Please list every capability that the article on Federal Contract Information uses to summarize the FAR 17.
start TEXT EXCERPT
What is Federal Contract Information (FCI)?
If you have a contract to develop or deliver a product or service to the Federal Government, you undoubtedly process, store, or transmit Federal Contract Information (FCI). FCI is information which is generated by the contractor or received from the government or other contractors, during the execution of any part of a Federal contract. This could include items such as process documentation, performance reports, proposal responses, organizational charts, delivery or purchase orders, or invoices. FCI is sensitive enough in that it cannot be shared publicly without explicit permission from the Federal government, but it is not as sensitive as Controlled Unclassified Information (CUI). FAR Clause 52.204-21 dictates a “basic” set of 17 cybersecurity safeguards you must put in place to adequately safeguard FCI. In this post, we will explore these basic requirements and provide some interpretation for you as you prepare to self-assess in accordance with the CMMC. We have also created a CMMC Level 1 Checklist, which you can download for free at the end and use to assess your implementation of FAR 52.204-21.
What does FCI have to do with CMMC?
The Cybersecurity Maturity Model Certification (CMMC) program is the DoD’s method for holding us, its supply chain, accountable for protecting DoD information, including FCI. Although CMMC is not in any contracts at the time of this writing, the DoD has stated that it could begin appearing as soon as May of 2023. As the table below indicates, the type of information that you handle will determine the level of CMMC certification you can plan to receive:
So, if you just handle FCI, you will perform a self-assessment against the 17 basic safeguards laid out in FAR 52.204-21 (the “FAR 17”, as we call it), and this equates to a CMMC Level 1 certification. Since every contractor within the DoD supply chain handles FCI, every contractor will require at least a CMMC Level 1 certification. Note that all CUI is FCI, but not all FCI is CUI. If you are looking for help identifying CUI in your own environment, we recommend you follow the steps outlined in our CUI identification blog. We should also mention that the FAR 17 is entirely “baked in” to the NIST 800-171 framework; meaning that if you are implementing NIST 800-171 to protect CUI, as required by DFARS clause 252.204-7012, you will inevitably address all of the FAR 17 controls. We explore this further in the next section.
A deep dive into the FAR 17 and CMMC Level 1
OK, time to get our hands dirty interpreting these requirements. The FAR 17 can be summarized into six different “capabilities”, each of which will be addressed in this post individually:
- Identify what to protect
- Describe your system
- Control access
- Protect system from malicious code
- Identify and fix system flaws
- Prevent accidental release of FCI
Identify what to protect
According to the CMMC Scoping Guide, all assets which process, store, or transmit FCI are considered “in-scope”, and thus the FAR 17 applies to those assets. The same goes for CUI, only instead of the FAR 17, all of NIST 800-171 would apply. So, once you have identified what is FCI, you’ll need to determine how FCI travels throughout your environment. To do this, we recommend you send each piece of FCI through our information lifecycle exercise. This means describing how each element of FCI is:
Unfortunately, this is a step many DoD contractors tend to overlook, as they assume that they already know the full extent of where their sensitive information is traveling. We recommend you take the time to be thorough during this step, as it will help you fully reveal your FCI scope, and it might also help you realize some nice business efficiency gains as a result. This is a crucial first step to identifying and protecting FCI, as the reason the FAR 17 doesn’t specifically address this step is because it assumes that this has already been done.
end TEXT EXCERPT
start INFORMATION SHOWN
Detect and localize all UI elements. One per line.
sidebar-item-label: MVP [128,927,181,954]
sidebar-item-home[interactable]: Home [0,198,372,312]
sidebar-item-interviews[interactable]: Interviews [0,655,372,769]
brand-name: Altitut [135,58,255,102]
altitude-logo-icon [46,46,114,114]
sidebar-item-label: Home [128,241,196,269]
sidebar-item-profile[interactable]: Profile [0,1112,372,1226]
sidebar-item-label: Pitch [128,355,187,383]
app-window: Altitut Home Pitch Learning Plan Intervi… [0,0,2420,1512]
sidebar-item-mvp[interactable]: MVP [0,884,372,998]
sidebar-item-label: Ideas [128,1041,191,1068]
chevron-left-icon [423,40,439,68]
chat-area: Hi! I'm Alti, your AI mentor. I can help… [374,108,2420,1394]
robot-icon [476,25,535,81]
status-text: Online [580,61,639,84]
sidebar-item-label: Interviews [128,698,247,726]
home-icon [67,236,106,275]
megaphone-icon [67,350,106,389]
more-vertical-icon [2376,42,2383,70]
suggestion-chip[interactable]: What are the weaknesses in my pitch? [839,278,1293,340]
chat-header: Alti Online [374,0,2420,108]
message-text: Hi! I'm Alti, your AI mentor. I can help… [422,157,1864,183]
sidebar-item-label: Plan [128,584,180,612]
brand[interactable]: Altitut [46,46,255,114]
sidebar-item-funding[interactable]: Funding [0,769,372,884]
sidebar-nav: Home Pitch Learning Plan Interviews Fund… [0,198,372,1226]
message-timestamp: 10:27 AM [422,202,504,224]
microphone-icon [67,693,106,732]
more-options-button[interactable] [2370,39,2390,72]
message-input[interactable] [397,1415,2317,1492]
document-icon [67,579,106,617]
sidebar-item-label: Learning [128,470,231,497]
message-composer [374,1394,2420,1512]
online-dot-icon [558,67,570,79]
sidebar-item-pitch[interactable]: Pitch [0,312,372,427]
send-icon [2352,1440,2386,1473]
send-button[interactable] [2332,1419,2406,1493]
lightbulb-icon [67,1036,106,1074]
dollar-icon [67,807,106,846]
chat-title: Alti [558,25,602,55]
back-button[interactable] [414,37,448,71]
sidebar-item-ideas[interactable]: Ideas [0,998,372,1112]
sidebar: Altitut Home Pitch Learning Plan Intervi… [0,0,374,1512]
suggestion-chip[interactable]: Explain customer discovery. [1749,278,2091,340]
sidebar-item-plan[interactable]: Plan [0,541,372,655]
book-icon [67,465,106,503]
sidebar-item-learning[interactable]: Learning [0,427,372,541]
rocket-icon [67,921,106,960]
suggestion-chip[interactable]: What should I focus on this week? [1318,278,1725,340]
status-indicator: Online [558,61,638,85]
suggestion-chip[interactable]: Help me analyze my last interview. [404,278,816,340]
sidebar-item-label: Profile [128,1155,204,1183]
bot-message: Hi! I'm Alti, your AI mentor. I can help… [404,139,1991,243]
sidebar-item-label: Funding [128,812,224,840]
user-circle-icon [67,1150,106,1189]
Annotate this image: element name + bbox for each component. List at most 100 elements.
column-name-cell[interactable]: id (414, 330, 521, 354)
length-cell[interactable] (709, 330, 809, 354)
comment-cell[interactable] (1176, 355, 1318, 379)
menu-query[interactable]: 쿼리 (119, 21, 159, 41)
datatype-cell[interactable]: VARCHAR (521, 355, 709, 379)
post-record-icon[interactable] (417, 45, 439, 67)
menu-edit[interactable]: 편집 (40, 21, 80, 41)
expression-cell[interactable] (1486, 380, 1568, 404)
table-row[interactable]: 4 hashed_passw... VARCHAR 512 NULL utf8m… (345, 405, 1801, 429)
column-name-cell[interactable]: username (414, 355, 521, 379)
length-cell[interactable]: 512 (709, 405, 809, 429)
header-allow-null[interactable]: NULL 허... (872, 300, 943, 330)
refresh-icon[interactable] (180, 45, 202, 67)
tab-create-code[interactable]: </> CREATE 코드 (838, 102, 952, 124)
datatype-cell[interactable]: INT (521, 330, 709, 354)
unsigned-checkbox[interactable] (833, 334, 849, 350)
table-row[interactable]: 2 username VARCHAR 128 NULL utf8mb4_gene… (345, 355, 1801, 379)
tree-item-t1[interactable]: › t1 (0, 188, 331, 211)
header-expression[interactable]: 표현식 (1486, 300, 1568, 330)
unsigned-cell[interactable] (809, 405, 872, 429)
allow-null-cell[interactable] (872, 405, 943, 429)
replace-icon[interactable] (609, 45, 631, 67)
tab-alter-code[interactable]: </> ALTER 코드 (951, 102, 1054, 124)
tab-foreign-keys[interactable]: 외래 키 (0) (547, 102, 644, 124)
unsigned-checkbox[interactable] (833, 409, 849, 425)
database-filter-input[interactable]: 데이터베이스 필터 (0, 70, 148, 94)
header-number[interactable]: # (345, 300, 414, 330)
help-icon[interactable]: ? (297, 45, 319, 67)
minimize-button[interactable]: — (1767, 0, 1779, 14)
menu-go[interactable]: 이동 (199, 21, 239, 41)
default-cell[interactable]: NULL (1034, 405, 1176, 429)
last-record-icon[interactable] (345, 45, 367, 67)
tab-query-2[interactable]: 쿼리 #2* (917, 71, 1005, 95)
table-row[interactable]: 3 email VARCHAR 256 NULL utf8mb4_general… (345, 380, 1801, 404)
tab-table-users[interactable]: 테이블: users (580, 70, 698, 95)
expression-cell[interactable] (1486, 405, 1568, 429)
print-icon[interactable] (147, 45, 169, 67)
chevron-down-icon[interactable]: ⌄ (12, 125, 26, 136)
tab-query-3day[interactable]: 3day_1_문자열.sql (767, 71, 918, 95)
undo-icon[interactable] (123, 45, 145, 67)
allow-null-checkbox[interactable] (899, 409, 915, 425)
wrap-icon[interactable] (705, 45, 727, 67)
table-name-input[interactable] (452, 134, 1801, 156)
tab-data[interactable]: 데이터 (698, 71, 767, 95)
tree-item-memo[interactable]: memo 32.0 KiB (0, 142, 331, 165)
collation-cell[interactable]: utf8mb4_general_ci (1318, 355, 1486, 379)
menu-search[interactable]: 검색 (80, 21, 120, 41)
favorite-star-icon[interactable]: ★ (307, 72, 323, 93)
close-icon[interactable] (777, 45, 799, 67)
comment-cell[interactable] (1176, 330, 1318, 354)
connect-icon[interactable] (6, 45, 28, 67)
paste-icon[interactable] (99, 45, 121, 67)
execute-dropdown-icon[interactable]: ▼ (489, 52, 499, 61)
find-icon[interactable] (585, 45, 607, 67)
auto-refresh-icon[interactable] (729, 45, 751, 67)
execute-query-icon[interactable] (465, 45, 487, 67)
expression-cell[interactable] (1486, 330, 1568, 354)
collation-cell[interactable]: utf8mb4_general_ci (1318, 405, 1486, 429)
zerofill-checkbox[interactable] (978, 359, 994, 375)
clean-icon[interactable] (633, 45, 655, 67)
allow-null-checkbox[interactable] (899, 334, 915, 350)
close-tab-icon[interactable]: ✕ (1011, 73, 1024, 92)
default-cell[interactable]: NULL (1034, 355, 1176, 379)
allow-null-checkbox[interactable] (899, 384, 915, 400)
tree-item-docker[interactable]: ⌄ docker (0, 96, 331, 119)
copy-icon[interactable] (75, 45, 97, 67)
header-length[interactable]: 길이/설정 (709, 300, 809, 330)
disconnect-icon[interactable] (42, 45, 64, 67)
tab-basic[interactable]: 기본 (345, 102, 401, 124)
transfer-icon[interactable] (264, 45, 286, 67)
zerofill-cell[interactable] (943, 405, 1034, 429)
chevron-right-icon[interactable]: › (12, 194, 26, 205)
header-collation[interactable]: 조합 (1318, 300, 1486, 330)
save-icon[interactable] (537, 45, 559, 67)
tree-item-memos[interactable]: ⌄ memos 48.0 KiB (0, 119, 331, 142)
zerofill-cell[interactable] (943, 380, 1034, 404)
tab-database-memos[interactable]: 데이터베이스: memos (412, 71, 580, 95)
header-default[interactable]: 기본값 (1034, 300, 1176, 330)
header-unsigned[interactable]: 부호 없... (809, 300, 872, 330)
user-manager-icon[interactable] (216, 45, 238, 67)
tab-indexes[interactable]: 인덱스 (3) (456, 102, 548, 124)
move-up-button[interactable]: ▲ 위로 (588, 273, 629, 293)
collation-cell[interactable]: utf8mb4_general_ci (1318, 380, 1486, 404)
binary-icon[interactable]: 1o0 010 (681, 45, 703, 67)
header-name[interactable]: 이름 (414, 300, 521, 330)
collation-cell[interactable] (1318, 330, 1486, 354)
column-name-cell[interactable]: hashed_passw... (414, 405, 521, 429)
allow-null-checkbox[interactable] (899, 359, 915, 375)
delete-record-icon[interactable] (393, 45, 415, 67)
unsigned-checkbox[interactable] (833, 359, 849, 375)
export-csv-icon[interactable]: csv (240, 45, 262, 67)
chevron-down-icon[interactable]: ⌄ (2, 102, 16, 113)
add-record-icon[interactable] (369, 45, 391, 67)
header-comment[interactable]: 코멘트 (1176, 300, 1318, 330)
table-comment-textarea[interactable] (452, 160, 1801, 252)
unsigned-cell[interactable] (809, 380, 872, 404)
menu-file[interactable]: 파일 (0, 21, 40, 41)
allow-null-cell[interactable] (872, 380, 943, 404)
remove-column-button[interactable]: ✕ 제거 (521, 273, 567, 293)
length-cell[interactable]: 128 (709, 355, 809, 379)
end INFORMATION SHOWN
▶ [TASK SOLUTION]:
- Identify what to protect
- Describe your system
- Control access
- Protect system from malicious code
- Identify and fix system flaws
- Prevent accidental release of FCI